→ **Text extract**:
Sunday, October 16, 2011

Blood Meridian or the Evening Redness in the West


Blood Meridian or the Evening Redness in the West
By Cormac McCarthy
Copyright 1985

Cormac McCarthy’s story – such as it is – tells the tale of The Kid and exploits with the notorious Glanton Gang who hunted Apache Indians for fun and profit in Mexico following the U.S. -- Mexican War. The book is a very loose tale and might be called a character study except that the principle characters are absent for long periods during the narrative.

The book opens with The Kid (we never know his name which is typical in a McCarthy novel) being born in Tennessee during the Leonids Meteor Shower. In the next scene, he is older and attends a tent revival. A strange, hairless, albino like man enters the tent and accuses the preacher of having sex with a goat and a young girl. The man’s accusations stir the crowd at the revival into a frenzy and they attack and kill the preacher.

Flash forward a few more years, and The Kid is an older teenager or a young adult making his way toward the Texas territory The kid first joins a group of Army men whose filibuster against Indians roving the Mexican landscape meets with doom. He and a pal then join the Glanton Gang.

The Glantons were just the sort of people the American government were trying to keep out of the Texan territory and Mexico following the war. They killed in impunity. They were hired by locals to take care of local Indian problems and they hunted Indians, killing every Apache man, woman, and child they find. The Glanton Gang actually existed and McCarthy is said to have drawn on a semi-historical account of the Glanton Gang raids.

With the Glanton Gang rides The Judge – or Judge Holden. McCarthy makes us believe that there is something extra-human or supernatural about Judge Holden. When the men are holding off attacking Apache, they run low on gunpowder. Standing at the edge of a volcano, upon the brimstone, the Judge concocts a form of gunpowder using the sulpher and other minerals there. The key ingredient is urine. When they load their rifles with Holden’s gunpowder, they never miss a single shot.

Also traveling with the Glanton Gang is an ex-priest named Tobin (he was actually just a novitiate and never an actual priest) whose company The Kid enjoys. Both are fascinated with the Judge and his peculiar habits of walking around the Mexican sun naked, his white flesh exposed to the sun and his need to catalogue and log everything they see.

(Stored data)
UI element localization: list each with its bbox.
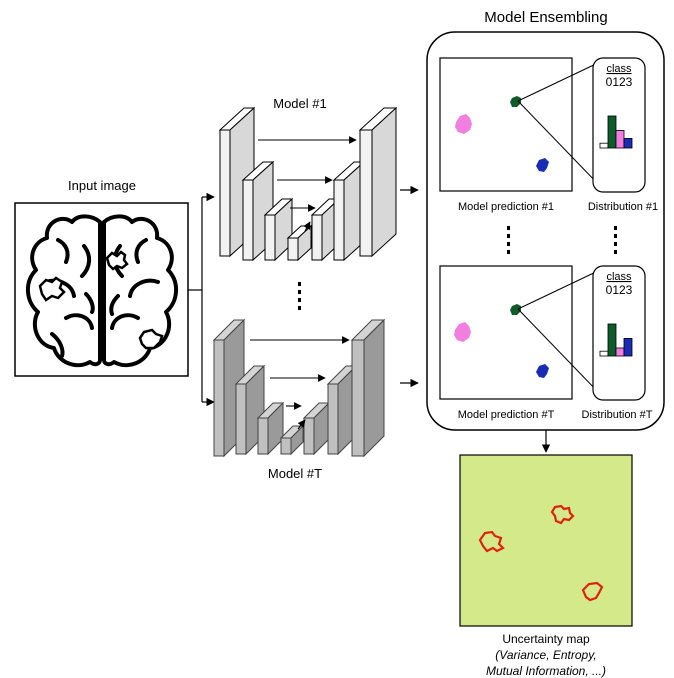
unetT-block-r1 — [350, 318, 386, 458]
models-ellipsis — [298, 282, 301, 310]
model-1-label: Model #1 — [273, 96, 326, 111]
uncertainty-line-2: Mutual Information, ...) — [486, 664, 606, 678]
distT-bar-class-0 — [599, 350, 609, 357]
predT-blob-blue — [536, 364, 549, 378]
distT-class-header: class — [606, 271, 632, 283]
zoom-line-1a — [517, 61, 601, 102]
brain-lesion-3 — [138, 328, 164, 350]
uncertainty-title: Uncertainty map — [502, 632, 590, 646]
predT-blob-pink — [454, 322, 471, 342]
uncertainty-outline-3 — [581, 581, 604, 602]
pred1-blob-pink — [455, 114, 472, 134]
distribution-t-label: Distribution #T — [582, 409, 653, 421]
distT-bar-class-1 — [607, 323, 617, 357]
uncertainty-map — [459, 454, 633, 627]
pred1-blob-blue — [536, 158, 549, 172]
unet1-block-r2 — [332, 160, 366, 262]
dist1-bar-group — [599, 115, 633, 149]
dist1-bar-class-2 — [615, 129, 625, 149]
distT-bar-class-3 — [623, 337, 633, 357]
unetT-block-bottom — [279, 424, 305, 456]
ensemble-ellipsis — [507, 226, 617, 254]
input-image-label: Input image — [68, 178, 136, 193]
distribution-1-label: Distribution #1 — [588, 201, 658, 213]
brain-icon — [26, 214, 178, 368]
distT-bar-class-2 — [615, 347, 625, 357]
ensemble-title: Model Ensembling — [484, 9, 607, 26]
prediction-1-label: Model prediction #1 — [458, 201, 554, 213]
distribution-t-frame — [592, 265, 646, 401]
zoom-line-1b — [517, 100, 601, 187]
uncertainty-outline-1 — [550, 504, 575, 525]
distT-bar-group — [599, 323, 633, 357]
dist1-class-header: class — [606, 63, 632, 75]
branch-connector — [188, 192, 215, 407]
brain-lesion-1 — [38, 276, 66, 302]
uncertainty-line-1: (Variance, Entropy, — [495, 648, 596, 662]
dist1-class-digits: 0123 — [606, 75, 633, 89]
dist1-bar-class-1 — [607, 115, 617, 149]
unet1-block-r1 — [358, 106, 398, 258]
zoom-line-tb — [517, 308, 601, 395]
zoom-line-ta — [517, 269, 601, 310]
prediction-t-label: Model prediction #T — [458, 409, 555, 421]
model-t-label: Model #T — [268, 466, 322, 481]
distribution-1-frame — [592, 57, 646, 193]
pred1-blob-green — [510, 96, 521, 107]
distT-class-digits: 0123 — [606, 283, 633, 297]
unet1-skip-arrows — [258, 136, 357, 232]
unet-icon — [212, 318, 386, 458]
unetT-block-r3 — [302, 401, 331, 456]
brain-lesion-2 — [105, 250, 129, 271]
dist1-bar-class-0 — [599, 142, 609, 149]
unetT-block-l3 — [256, 401, 285, 456]
uncertainty-outline-2 — [478, 530, 505, 553]
dist1-bar-class-3 — [623, 137, 633, 149]
unetT-skip-arrows — [250, 336, 350, 430]
predT-blob-green — [510, 304, 521, 315]
unet-icon — [218, 106, 398, 262]
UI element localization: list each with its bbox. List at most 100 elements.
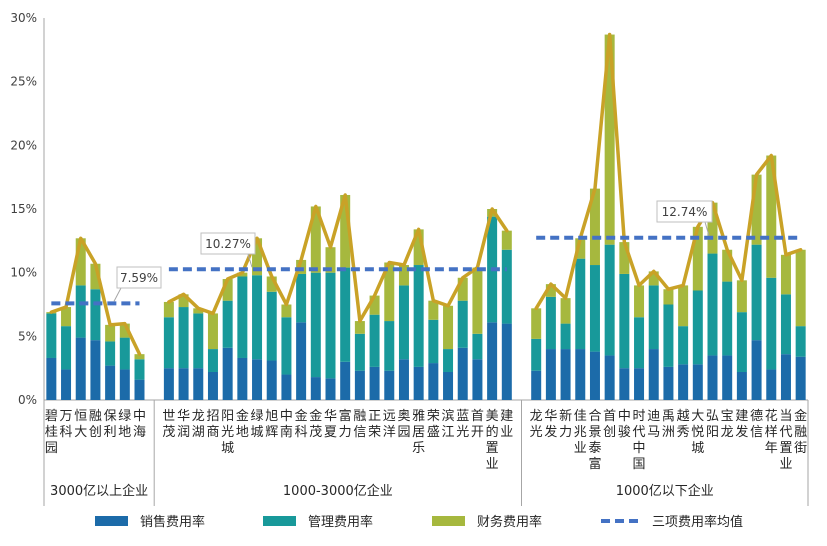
finance-bar-1-3: [75, 238, 86, 286]
category-label: 万科: [60, 409, 73, 440]
finance-bar-2-10: [296, 259, 307, 274]
sales-bar-2-20: [443, 371, 454, 400]
finance-bar-3-18: [780, 254, 791, 295]
y-tick-label: 0%: [18, 393, 37, 407]
y-tick-label: 10%: [10, 266, 37, 280]
sales-bar-2-5: [222, 347, 233, 400]
sales-bar-2-3: [193, 368, 204, 400]
management-bar-2-3: [193, 313, 204, 369]
sales-bar-2-1: [163, 368, 174, 400]
sales-bar-2-17: [398, 359, 409, 400]
finance-bar-2-4: [207, 313, 218, 350]
finance-bar-2-15: [369, 295, 380, 315]
sales-bar-2-21: [457, 347, 468, 400]
sales-bar-3-7: [619, 368, 630, 400]
category-label: 合景泰富: [588, 409, 601, 472]
category-label: 恒大: [74, 409, 87, 440]
sales-bar-3-14: [722, 355, 733, 400]
category-label: 远洋: [383, 409, 396, 440]
management-bar-3-17: [766, 277, 777, 370]
legend-swatch-management: [263, 516, 296, 526]
category-label: 金地: [236, 408, 249, 440]
category-label: 绿城: [251, 409, 264, 440]
category-label: 滨江: [442, 408, 455, 440]
finance-bar-2-7: [252, 238, 263, 276]
sales-bar-1-3: [75, 337, 86, 400]
category-label: 首开: [471, 409, 484, 440]
category-label: 中南: [280, 409, 293, 440]
finance-bar-3-4: [575, 238, 586, 259]
finance-bar-3-12: [692, 226, 703, 291]
average-callout-box: [200, 232, 256, 255]
management-bar-3-1: [531, 338, 542, 371]
category-label: 荣盛: [427, 409, 440, 440]
category-label: 华润: [177, 409, 190, 440]
sales-bar-3-3: [560, 349, 571, 400]
legend-swatch-finance: [432, 516, 465, 526]
average-callout-leader: [247, 253, 253, 268]
management-bar-3-5: [589, 265, 600, 352]
management-bar-2-10: [296, 273, 307, 323]
average-callout-label: 7.59%: [120, 271, 158, 285]
finance-bar-3-9: [648, 271, 659, 286]
category-label: 金科: [295, 408, 308, 440]
average-callout-box: [116, 266, 162, 289]
category-label: 碧桂园: [45, 409, 58, 456]
management-bar-2-20: [443, 349, 454, 372]
management-bar-2-24: [501, 249, 512, 324]
finance-bar-2-5: [222, 279, 233, 301]
legend-label-average: 三项费用率均值: [652, 514, 743, 530]
management-bar-2-16: [384, 321, 395, 371]
category-label: 龙光: [530, 409, 543, 440]
sales-bar-3-4: [575, 349, 586, 400]
sales-bar-3-2: [545, 349, 556, 400]
management-bar-3-10: [663, 304, 674, 367]
average-callout-leader: [704, 221, 710, 236]
category-label: 蓝光: [456, 409, 469, 440]
category-label: 绿地: [118, 409, 131, 440]
legend-label-sales: 销售费用率: [140, 514, 205, 530]
category-label: 首创: [603, 409, 616, 440]
category-label: 当代置业: [779, 409, 792, 472]
management-bar-2-7: [252, 275, 263, 360]
finance-bar-3-10: [663, 289, 674, 305]
sales-bar-2-16: [384, 370, 395, 400]
finance-bar-2-20: [443, 305, 454, 350]
finance-bar-2-18: [413, 229, 424, 266]
sales-bar-2-14: [354, 370, 365, 400]
sales-bar-2-4: [207, 371, 218, 400]
sales-bar-3-12: [692, 364, 703, 400]
management-bar-2-13: [340, 267, 351, 362]
management-bar-3-15: [736, 312, 747, 372]
management-bar-3-16: [751, 244, 762, 341]
category-label: 时代中国: [633, 409, 646, 472]
management-bar-1-3: [75, 285, 86, 338]
y-tick-label: 5%: [18, 329, 37, 343]
sales-bar-1-5: [105, 365, 116, 400]
management-bar-2-19: [428, 319, 439, 364]
sales-bar-3-13: [707, 355, 718, 400]
category-label: 富力: [339, 408, 352, 440]
legend-swatch-sales: [95, 516, 128, 526]
management-bar-2-15: [369, 314, 380, 367]
management-bar-2-14: [354, 333, 365, 371]
finance-bar-3-17: [766, 155, 777, 278]
category-label: 迪马: [647, 409, 660, 440]
management-bar-3-19: [795, 326, 806, 357]
sales-bar-2-10: [296, 322, 307, 400]
sales-bar-2-19: [428, 363, 439, 400]
legend-label-finance: 财务费用率: [477, 514, 542, 530]
finance-bar-3-1: [531, 308, 542, 339]
sales-bar-2-22: [472, 359, 483, 400]
average-callout-label: 10.27%: [205, 237, 251, 251]
management-bar-2-1: [163, 317, 174, 369]
category-label: 阳光城: [221, 409, 234, 456]
finance-bar-2-9: [281, 304, 292, 318]
category-label: 旭辉: [265, 409, 278, 440]
y-tick-label: 20%: [10, 138, 37, 152]
finance-bar-2-21: [457, 277, 468, 301]
sales-bar-2-13: [340, 361, 351, 400]
finance-bar-3-13: [707, 202, 718, 254]
management-bar-2-22: [472, 333, 483, 360]
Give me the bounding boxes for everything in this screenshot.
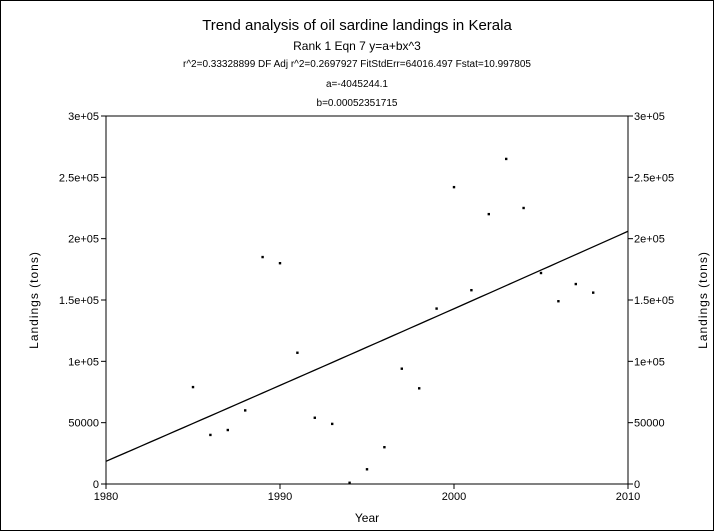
y-tick-label-left: 1.5e+05 <box>59 295 99 307</box>
data-point <box>383 446 386 449</box>
data-point <box>470 288 473 292</box>
y-axis-label: Landings (tons) <box>27 251 41 349</box>
data-point <box>191 385 195 389</box>
plot-area <box>105 115 629 485</box>
chart-subtitle-equation: Rank 1 Eqn 7 y=a+bx^3 <box>293 39 421 53</box>
x-tick-label: 1990 <box>268 491 292 503</box>
data-point <box>452 185 456 189</box>
y-tick-label-right: 50000 <box>634 418 665 430</box>
y-tick-label-left: 50000 <box>68 418 99 430</box>
y-tick-label-right: 3e+05 <box>634 111 665 123</box>
chart-title: Trend analysis of oil sardine landings i… <box>202 17 512 34</box>
chart-subtitle-coef-b: b=0.00052351715 <box>316 98 398 109</box>
x-tick-label: 1980 <box>94 491 118 503</box>
x-tick-label: 2010 <box>616 491 640 503</box>
y-tick-label-left: 0 <box>93 479 99 491</box>
data-point <box>539 271 543 275</box>
data-point <box>400 367 403 370</box>
data-point <box>418 387 421 390</box>
fit-line <box>105 230 629 462</box>
x-axis-label: Year <box>355 511 379 525</box>
y-tick-label-right: 0 <box>634 479 640 491</box>
data-point <box>209 433 212 437</box>
data-point <box>278 262 282 265</box>
y-tick-label-left: 3e+05 <box>68 111 99 123</box>
data-point <box>592 291 595 294</box>
y-tick-label-right: 1e+05 <box>634 356 665 368</box>
data-point <box>244 409 247 412</box>
y-tick-label-left: 2.5e+05 <box>59 172 99 184</box>
chart-subtitle-coef-a: a=-4045244.1 <box>325 79 388 90</box>
data-point <box>365 468 369 471</box>
y-tick-label-right: 2e+05 <box>634 234 665 246</box>
data-point <box>522 206 525 210</box>
y-tick-label-right: 1.5e+05 <box>634 295 674 307</box>
chart-subtitle-stats: r^2=0.33328899 DF Adj r^2=0.2697927 FitS… <box>183 59 531 70</box>
y-tick-label-left: 1e+05 <box>68 356 99 368</box>
y-tick-label-right: 2.5e+05 <box>634 172 674 184</box>
data-point <box>574 282 577 286</box>
data-point <box>261 255 264 259</box>
data-point <box>487 212 490 216</box>
data-point <box>435 307 438 310</box>
data-point <box>557 300 560 303</box>
data-point <box>331 422 334 426</box>
data-point <box>348 481 351 484</box>
x-tick-label: 2000 <box>442 491 466 503</box>
y-tick-label-left: 2e+05 <box>68 234 99 246</box>
data-point <box>226 428 229 432</box>
y-axis-label-right: Landings (tons) <box>696 251 710 349</box>
data-point <box>505 157 508 161</box>
data-point <box>313 416 316 419</box>
data-point <box>296 351 299 354</box>
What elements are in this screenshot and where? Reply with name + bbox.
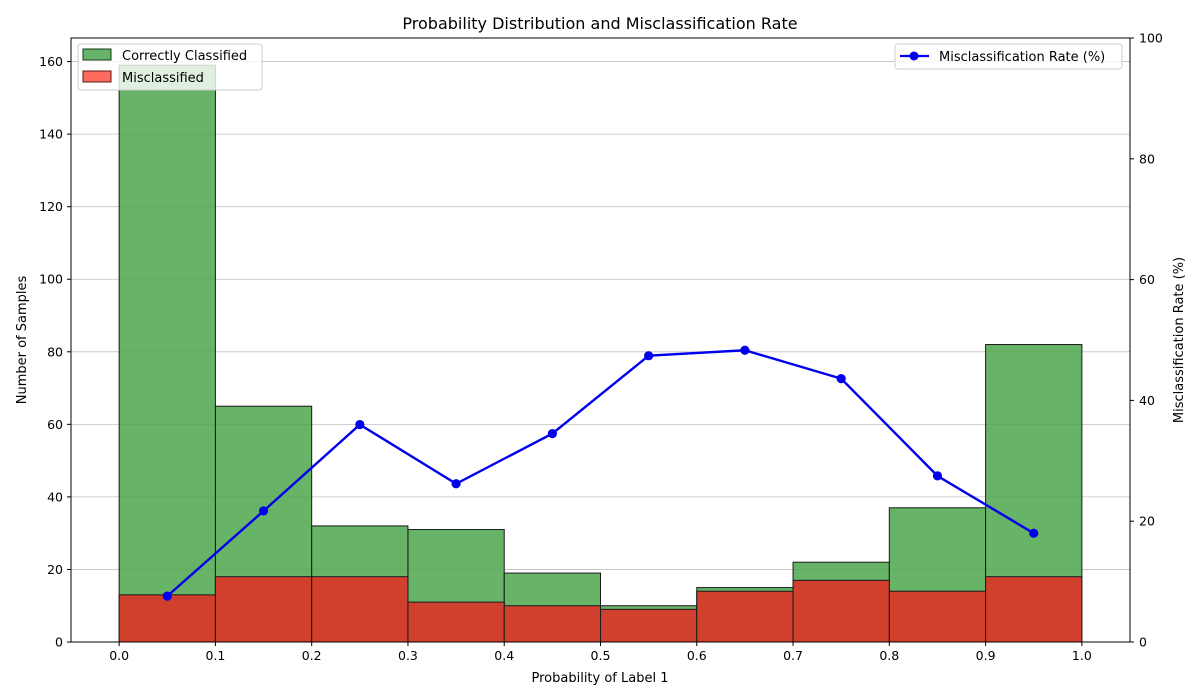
legend-left: Correctly Classified Misclassified	[77, 43, 263, 91]
x-tick-label-1: 0.1	[205, 648, 225, 663]
x-tick-label-2: 0.2	[302, 648, 322, 663]
y-tick-label-5: 100	[39, 272, 63, 287]
rate-point-0	[162, 591, 172, 601]
bar-misclassified-4	[503, 605, 601, 643]
y2-tick-label-3: 60	[1139, 272, 1155, 287]
legend-correct-swatch	[82, 48, 112, 61]
x-tick-label-4: 0.4	[494, 648, 514, 663]
y2-tick-label-0: 0	[1139, 635, 1147, 650]
rate-point-4	[547, 429, 557, 439]
y-tick-label-7: 140	[39, 127, 63, 142]
bar-misclassified-9	[985, 576, 1083, 643]
bar-misclassified-2	[311, 576, 409, 643]
y-tick-label-1: 20	[47, 562, 63, 577]
legend-rate-marker-swatch	[909, 51, 919, 61]
y-axis-ticks: 0 20 40 60 80 100 120 140 160	[39, 54, 71, 650]
histogram-bars	[118, 64, 1083, 643]
y-tick-label-8: 160	[39, 54, 63, 69]
rate-point-6	[740, 345, 750, 355]
rate-point-1	[258, 506, 269, 516]
legend-right-frame	[894, 43, 1123, 70]
legend-rate-label: Misclassification Rate (%)	[939, 50, 1105, 65]
bar-misclassified-0	[118, 594, 216, 643]
misclassification-rate-line	[162, 345, 1039, 601]
x-axis-title: Probability of Label 1	[532, 671, 669, 686]
legend-misclassified-swatch	[82, 70, 112, 83]
rate-point-7	[836, 374, 846, 384]
bar-misclassified-8	[888, 590, 987, 643]
x-tick-label-6: 0.6	[687, 648, 707, 663]
x-tick-label-5: 0.5	[591, 648, 611, 663]
rate-point-8	[932, 471, 943, 481]
rate-line-path	[166, 349, 1035, 597]
bar-correct-0	[118, 64, 216, 643]
rate-point-9	[1029, 528, 1039, 538]
bar-misclassified-7	[792, 579, 890, 643]
legend-right: Misclassification Rate (%)	[894, 43, 1123, 70]
chart-title: Probability Distribution and Misclassifi…	[402, 14, 797, 33]
x-tick-label-3: 0.3	[398, 648, 418, 663]
y-tick-label-6: 120	[39, 199, 63, 214]
legend-left-frame	[77, 43, 263, 91]
y-tick-label-4: 80	[47, 344, 63, 359]
y2-axis-title: Misclassification Rate (%)	[1172, 257, 1187, 423]
rate-point-3	[451, 479, 461, 489]
rate-point-2	[355, 419, 365, 430]
y-tick-label-0: 0	[55, 635, 63, 650]
x-tick-label-0: 0.0	[109, 648, 129, 663]
x-tick-label-9: 0.9	[976, 648, 996, 663]
y2-axis-ticks: 0 20 40 60 80 100	[1130, 31, 1163, 650]
y2-tick-label-1: 20	[1139, 514, 1155, 529]
bar-misclassified-3	[407, 601, 505, 643]
bar-misclassified-6	[696, 590, 794, 643]
x-axis-ticks: 0.0 0.1 0.2 0.3 0.4 0.5 0.6 0.7 0.8 0.9 1.0	[109, 642, 1092, 663]
bar-misclassified-1	[214, 576, 313, 643]
y-axis-title: Number of Samples	[15, 276, 30, 405]
legend-correct-label: Correctly Classified	[122, 49, 247, 64]
y2-tick-label-4: 80	[1139, 151, 1155, 166]
y-tick-label-3: 60	[47, 417, 63, 432]
y2-tick-label-5: 100	[1139, 31, 1163, 46]
x-tick-label-7: 0.7	[783, 648, 803, 663]
bar-misclassified-5	[600, 608, 698, 643]
y2-tick-label-2: 40	[1139, 393, 1155, 408]
rate-point-5	[644, 351, 654, 361]
legend-misclassified-label: Misclassified	[122, 71, 204, 86]
x-tick-label-10: 1.0	[1072, 648, 1092, 663]
y-tick-label-2: 40	[47, 489, 63, 504]
x-tick-label-8: 0.8	[879, 648, 899, 663]
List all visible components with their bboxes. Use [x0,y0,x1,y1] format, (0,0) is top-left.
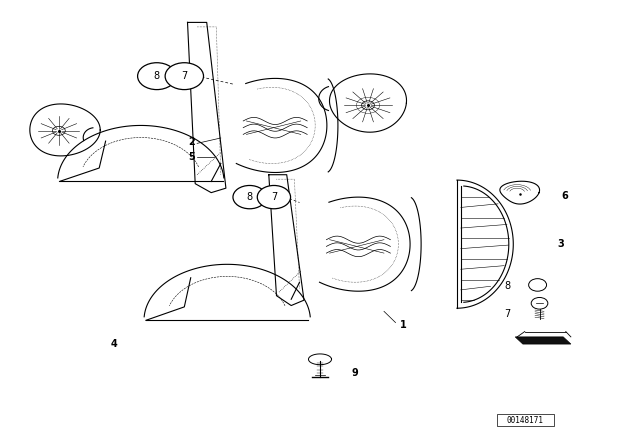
Text: 6: 6 [561,191,568,201]
Text: 8: 8 [154,71,160,81]
Text: 3: 3 [557,239,564,249]
Text: 2: 2 [188,138,195,147]
Text: 8: 8 [246,192,253,202]
Circle shape [257,185,291,209]
Circle shape [529,279,547,291]
Text: 4: 4 [111,339,117,349]
Text: 7: 7 [271,192,277,202]
Text: 7: 7 [504,310,511,319]
Text: 9: 9 [352,368,358,378]
Circle shape [138,63,176,90]
Circle shape [165,63,204,90]
Text: 5: 5 [188,152,195,162]
Circle shape [233,185,266,209]
Text: 1: 1 [400,320,406,330]
Text: 7: 7 [181,71,188,81]
Polygon shape [515,337,571,344]
Circle shape [531,297,548,309]
Text: 00148171: 00148171 [506,416,543,425]
Text: 8: 8 [504,281,511,291]
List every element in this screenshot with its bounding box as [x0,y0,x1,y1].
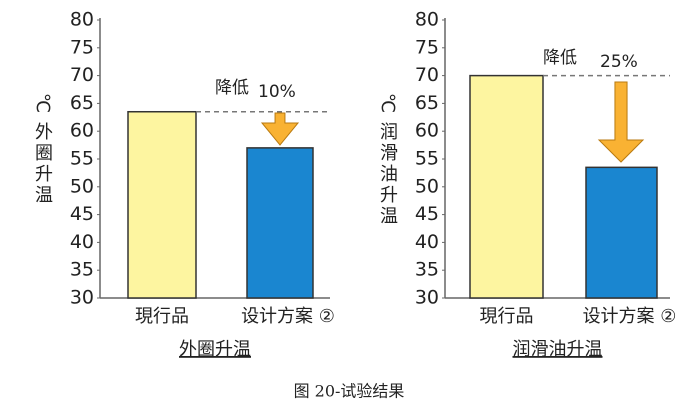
y-tick-label: 70 [415,64,439,86]
y-tick-label: 75 [415,36,439,58]
y-tick-label: 45 [70,203,94,225]
bar [469,74,544,299]
x-tick-label: 現行品 [135,306,189,327]
y-tick-label: 65 [70,92,94,114]
y-tick-label: 65 [415,92,439,114]
y-tick-label: 50 [415,175,439,197]
arrow [260,112,300,146]
x-tick-label: 現行品 [480,306,534,327]
y-tick-label: 75 [70,36,94,58]
x-tick-label: 设计方案 ② [241,306,335,327]
y-tick-label: 35 [415,259,439,281]
x-tick-label: 设计方案 ② [583,306,677,327]
chart-title: 润滑油升温 [513,339,603,360]
arrow [597,81,645,163]
y-tick-label: 60 [415,120,439,142]
chart-title: 外圈升温 [179,339,251,360]
caption: 图 20-试验结果 [294,382,405,401]
y-tick-label: 40 [70,231,94,253]
y-tick-label: 45 [415,203,439,225]
annotation: 25% [600,52,638,72]
y-unit: ℃ [377,93,398,113]
y-tick-label: 80 [415,9,439,31]
y-tick-label: 30 [70,287,94,309]
y-unit: ℃ [32,93,53,113]
y-tick-label: 55 [70,148,94,170]
y-tick-label: 30 [415,287,439,309]
y-label: 外圈升温 [32,122,53,206]
bar [246,147,314,299]
bar [127,110,197,299]
y-tick-label: 50 [70,175,94,197]
y-tick-label: 80 [70,9,94,31]
y-tick-label: 55 [415,148,439,170]
y-tick-label: 35 [70,259,94,281]
annotation: 降低 [215,78,249,98]
y-label: 润滑油升温 [377,122,398,227]
y-tick-label: 40 [415,231,439,253]
y-tick-label: 60 [70,120,94,142]
annotation: 降低 [543,48,577,68]
bar [585,166,658,299]
annotation: 10% [258,82,296,102]
y-tick-label: 70 [70,64,94,86]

→ **What you need to do**:
Answer these questions using the Blood Meridian review:
(a) In which state is The Kid born?
(b) What is the key ingredient in the gunpowder the Judge makes?
(c) What was Tobin actually, instead of a priest?

→ **Full response**:
(a) Tennessee
(b) Urine
(c) A novitiate